Transcribe the tail of the listing: start at the line containing "Enumerate this screenshot's" and stop after the last line, keeping every character as is and adding nothing.
----- Given records -----
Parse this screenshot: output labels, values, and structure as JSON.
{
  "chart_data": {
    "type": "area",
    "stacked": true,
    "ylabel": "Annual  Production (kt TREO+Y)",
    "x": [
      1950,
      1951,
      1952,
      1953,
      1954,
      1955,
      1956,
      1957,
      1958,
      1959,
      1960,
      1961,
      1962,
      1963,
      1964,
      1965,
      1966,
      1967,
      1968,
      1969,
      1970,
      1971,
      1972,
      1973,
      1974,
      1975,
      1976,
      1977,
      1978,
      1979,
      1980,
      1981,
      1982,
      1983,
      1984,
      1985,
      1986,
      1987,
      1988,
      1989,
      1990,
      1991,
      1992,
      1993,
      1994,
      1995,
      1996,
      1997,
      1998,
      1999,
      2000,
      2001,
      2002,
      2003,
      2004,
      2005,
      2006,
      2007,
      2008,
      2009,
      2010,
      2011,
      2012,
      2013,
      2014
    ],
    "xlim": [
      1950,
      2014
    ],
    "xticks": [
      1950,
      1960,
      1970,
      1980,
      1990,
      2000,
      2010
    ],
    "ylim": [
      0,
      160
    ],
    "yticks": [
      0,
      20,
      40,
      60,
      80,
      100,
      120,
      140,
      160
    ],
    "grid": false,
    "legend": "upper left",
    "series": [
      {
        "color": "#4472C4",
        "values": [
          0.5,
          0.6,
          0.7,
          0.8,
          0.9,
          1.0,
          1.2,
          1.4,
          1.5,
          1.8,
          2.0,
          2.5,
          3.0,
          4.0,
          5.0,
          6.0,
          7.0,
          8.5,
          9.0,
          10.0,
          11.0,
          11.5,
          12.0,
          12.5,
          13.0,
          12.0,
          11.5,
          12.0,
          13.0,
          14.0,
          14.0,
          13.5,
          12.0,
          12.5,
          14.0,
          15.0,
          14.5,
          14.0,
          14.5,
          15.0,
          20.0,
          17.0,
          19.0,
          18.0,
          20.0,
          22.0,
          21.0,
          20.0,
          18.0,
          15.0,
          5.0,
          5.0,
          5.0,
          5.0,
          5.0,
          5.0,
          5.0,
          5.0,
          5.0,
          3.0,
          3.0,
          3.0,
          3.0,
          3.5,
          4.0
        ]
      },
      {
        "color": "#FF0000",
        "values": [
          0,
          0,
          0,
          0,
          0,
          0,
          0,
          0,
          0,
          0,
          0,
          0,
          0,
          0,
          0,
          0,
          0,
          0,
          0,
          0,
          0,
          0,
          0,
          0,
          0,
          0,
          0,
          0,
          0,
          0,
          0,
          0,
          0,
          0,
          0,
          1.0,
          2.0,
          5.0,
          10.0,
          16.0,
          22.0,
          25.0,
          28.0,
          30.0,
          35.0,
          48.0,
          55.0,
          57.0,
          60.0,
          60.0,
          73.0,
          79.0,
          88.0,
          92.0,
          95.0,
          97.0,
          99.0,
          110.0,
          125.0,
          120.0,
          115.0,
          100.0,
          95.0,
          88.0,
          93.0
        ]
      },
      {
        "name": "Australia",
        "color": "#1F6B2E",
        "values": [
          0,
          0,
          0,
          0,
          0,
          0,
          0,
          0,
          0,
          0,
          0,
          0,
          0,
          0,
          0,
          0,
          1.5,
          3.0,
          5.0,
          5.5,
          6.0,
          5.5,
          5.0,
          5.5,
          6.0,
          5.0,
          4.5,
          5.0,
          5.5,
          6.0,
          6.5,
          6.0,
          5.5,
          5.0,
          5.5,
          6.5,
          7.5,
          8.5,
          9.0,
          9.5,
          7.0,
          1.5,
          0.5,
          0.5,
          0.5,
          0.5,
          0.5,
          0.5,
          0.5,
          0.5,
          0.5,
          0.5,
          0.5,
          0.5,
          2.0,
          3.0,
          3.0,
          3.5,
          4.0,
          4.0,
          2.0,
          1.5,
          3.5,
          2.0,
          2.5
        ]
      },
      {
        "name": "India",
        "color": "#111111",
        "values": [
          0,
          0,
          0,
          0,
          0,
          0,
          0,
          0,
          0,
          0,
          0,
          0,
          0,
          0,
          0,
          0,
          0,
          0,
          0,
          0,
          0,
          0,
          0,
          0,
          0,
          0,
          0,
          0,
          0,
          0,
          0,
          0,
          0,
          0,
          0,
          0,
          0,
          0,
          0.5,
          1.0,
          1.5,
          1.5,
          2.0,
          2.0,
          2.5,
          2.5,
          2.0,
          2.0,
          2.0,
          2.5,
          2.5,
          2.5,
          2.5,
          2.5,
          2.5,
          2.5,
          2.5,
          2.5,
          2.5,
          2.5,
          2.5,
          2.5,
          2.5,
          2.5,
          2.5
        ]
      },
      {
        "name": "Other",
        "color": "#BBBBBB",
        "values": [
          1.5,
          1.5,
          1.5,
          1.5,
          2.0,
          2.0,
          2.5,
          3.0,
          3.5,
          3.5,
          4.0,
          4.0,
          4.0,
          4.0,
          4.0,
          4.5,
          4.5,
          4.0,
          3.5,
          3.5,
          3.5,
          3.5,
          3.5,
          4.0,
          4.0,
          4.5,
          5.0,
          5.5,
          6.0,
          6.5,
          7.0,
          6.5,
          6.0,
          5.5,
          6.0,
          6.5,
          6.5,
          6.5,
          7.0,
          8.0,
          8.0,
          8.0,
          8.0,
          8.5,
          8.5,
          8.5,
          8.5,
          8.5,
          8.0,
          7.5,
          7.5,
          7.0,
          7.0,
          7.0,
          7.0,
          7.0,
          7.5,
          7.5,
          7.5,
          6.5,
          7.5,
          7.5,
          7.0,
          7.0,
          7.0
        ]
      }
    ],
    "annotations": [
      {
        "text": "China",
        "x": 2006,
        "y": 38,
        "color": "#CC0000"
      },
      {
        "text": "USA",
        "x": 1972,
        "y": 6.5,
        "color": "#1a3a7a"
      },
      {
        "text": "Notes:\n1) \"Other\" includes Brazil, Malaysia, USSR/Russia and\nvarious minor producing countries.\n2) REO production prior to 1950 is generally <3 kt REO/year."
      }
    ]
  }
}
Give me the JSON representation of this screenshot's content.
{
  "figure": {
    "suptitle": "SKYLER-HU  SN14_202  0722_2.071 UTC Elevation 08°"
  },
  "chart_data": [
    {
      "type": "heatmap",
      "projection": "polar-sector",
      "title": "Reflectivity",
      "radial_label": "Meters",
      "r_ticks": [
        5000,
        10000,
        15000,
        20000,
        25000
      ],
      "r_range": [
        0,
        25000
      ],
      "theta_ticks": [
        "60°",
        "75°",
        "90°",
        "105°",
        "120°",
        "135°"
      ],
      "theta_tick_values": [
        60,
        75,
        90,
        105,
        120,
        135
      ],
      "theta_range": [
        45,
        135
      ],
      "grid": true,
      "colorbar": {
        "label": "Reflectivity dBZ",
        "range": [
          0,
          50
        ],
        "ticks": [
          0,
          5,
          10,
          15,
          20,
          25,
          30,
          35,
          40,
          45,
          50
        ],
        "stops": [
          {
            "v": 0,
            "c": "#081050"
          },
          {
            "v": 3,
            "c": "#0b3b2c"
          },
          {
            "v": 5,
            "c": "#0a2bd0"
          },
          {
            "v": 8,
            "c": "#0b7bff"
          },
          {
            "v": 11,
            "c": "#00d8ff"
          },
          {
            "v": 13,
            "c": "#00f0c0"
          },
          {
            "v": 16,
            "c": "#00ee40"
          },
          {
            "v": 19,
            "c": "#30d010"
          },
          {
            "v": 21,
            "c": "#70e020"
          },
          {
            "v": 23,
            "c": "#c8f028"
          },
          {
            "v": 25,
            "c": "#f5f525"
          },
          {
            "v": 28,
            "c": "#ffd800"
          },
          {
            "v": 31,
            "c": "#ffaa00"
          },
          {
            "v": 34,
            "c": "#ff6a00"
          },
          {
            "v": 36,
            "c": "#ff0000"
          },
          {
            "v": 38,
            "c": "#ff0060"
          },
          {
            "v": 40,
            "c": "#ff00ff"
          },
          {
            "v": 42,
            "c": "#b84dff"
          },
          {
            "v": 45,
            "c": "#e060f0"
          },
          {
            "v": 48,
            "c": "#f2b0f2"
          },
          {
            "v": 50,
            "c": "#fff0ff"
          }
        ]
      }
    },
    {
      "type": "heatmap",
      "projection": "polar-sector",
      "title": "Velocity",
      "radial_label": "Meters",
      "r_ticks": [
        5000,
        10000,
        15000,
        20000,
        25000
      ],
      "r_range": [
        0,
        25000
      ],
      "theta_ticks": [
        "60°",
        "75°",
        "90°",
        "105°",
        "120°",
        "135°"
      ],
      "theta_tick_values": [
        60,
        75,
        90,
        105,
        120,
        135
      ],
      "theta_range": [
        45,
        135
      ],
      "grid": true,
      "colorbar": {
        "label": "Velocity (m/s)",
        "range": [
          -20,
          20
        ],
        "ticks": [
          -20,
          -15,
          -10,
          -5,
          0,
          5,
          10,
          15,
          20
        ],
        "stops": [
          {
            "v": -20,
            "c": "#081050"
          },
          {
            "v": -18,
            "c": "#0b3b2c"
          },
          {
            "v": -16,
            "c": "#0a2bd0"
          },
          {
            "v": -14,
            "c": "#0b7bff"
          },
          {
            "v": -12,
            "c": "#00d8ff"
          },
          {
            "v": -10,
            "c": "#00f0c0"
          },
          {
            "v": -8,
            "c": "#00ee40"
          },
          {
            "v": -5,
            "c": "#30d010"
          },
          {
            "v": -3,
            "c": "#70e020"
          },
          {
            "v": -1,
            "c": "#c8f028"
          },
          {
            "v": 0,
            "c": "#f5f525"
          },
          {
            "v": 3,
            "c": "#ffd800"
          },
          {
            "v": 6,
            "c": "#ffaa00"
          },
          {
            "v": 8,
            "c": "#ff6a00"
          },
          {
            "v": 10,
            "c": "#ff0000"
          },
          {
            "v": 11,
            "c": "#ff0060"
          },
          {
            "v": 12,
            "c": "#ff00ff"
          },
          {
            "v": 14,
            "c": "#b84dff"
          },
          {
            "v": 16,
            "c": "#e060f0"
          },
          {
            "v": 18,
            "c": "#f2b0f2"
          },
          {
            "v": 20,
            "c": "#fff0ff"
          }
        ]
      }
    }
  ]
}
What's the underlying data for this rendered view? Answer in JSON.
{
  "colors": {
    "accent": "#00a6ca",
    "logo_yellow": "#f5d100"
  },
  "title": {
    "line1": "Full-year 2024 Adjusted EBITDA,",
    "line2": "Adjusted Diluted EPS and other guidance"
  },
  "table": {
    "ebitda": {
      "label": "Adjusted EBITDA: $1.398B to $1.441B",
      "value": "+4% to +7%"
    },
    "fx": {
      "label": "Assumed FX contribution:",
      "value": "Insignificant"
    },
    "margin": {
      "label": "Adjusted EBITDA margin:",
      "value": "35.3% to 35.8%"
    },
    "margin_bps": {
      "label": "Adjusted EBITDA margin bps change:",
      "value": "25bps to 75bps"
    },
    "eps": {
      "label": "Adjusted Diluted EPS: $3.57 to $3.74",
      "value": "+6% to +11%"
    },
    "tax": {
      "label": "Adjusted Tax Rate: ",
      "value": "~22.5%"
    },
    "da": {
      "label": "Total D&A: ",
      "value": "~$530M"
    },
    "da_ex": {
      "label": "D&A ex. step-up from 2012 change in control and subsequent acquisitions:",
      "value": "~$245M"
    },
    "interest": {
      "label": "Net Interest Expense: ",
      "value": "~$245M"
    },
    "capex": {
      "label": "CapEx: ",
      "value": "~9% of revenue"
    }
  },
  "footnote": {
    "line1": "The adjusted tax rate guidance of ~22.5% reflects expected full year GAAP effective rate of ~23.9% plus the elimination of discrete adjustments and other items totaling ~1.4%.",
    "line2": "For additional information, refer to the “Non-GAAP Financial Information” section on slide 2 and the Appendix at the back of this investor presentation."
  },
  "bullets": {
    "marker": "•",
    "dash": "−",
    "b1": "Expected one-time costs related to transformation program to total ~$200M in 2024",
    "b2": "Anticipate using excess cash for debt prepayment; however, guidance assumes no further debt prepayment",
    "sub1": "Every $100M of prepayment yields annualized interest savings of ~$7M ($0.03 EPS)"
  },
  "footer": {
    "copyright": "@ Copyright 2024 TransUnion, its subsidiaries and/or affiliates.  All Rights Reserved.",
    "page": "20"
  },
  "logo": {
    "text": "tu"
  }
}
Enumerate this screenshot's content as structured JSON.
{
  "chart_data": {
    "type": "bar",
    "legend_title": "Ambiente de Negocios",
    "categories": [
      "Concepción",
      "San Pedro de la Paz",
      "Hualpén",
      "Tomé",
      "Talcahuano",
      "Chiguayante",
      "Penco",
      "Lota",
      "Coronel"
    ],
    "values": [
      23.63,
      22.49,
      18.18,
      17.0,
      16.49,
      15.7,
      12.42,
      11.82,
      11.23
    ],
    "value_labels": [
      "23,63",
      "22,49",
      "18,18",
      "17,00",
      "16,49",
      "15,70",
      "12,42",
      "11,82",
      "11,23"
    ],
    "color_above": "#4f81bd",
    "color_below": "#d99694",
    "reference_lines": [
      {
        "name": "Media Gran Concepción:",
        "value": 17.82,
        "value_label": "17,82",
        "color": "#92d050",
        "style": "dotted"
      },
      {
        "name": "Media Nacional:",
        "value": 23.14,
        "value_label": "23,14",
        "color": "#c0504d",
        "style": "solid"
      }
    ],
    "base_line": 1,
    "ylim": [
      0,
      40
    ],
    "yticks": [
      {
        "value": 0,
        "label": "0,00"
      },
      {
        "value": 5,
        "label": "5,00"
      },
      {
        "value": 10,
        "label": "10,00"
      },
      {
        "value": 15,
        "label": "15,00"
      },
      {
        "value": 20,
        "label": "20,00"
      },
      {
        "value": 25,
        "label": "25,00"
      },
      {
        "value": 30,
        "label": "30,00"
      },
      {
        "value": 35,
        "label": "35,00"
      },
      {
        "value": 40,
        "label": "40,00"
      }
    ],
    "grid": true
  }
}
-----
### [Output for this task]
Enumerate this screenshot's content as structured JSON.
{
  "chart_data": {
    "type": "bar",
    "legend_title": "Ambiente de Negocios",
    "categories": [
      "Concepción",
      "San Pedro de la Paz",
      "Hualpén",
      "Tomé",
      "Talcahuano",
      "Chiguayante",
      "Penco",
      "Lota",
      "Coronel"
    ],
    "values": [
      23.63,
      22.49,
      18.18,
      17.0,
      16.49,
      15.7,
      12.42,
      11.82,
      11.23
    ],
    "value_labels": [
      "23,63",
      "22,49",
      "18,18",
      "17,00",
      "16,49",
      "15,70",
      "12,42",
      "11,82",
      "11,23"
    ],
    "color_above": "#4f81bd",
    "color_below": "#d99694",
    "reference_lines": [
      {
        "name": "Media Gran Concepción:",
        "value": 17.82,
        "value_label": "17,82",
        "color": "#92d050",
        "style": "dotted"
      },
      {
        "name": "Media Nacional:",
        "value": 23.14,
        "value_label": "23,14",
        "color": "#c0504d",
        "style": "solid"
      }
    ],
    "base_line": 1,
    "ylim": [
      0,
      40
    ],
    "yticks": [
      {
        "value": 0,
        "label": "0,00"
      },
      {
        "value": 5,
        "label": "5,00"
      },
      {
        "value": 10,
        "label": "10,00"
      },
      {
        "value": 15,
        "label": "15,00"
      },
      {
        "value": 20,
        "label": "20,00"
      },
      {
        "value": 25,
        "label": "25,00"
      },
      {
        "value": 30,
        "label": "30,00"
      },
      {
        "value": 35,
        "label": "35,00"
      },
      {
        "value": 40,
        "label": "40,00"
      }
    ],
    "grid": true
  }
}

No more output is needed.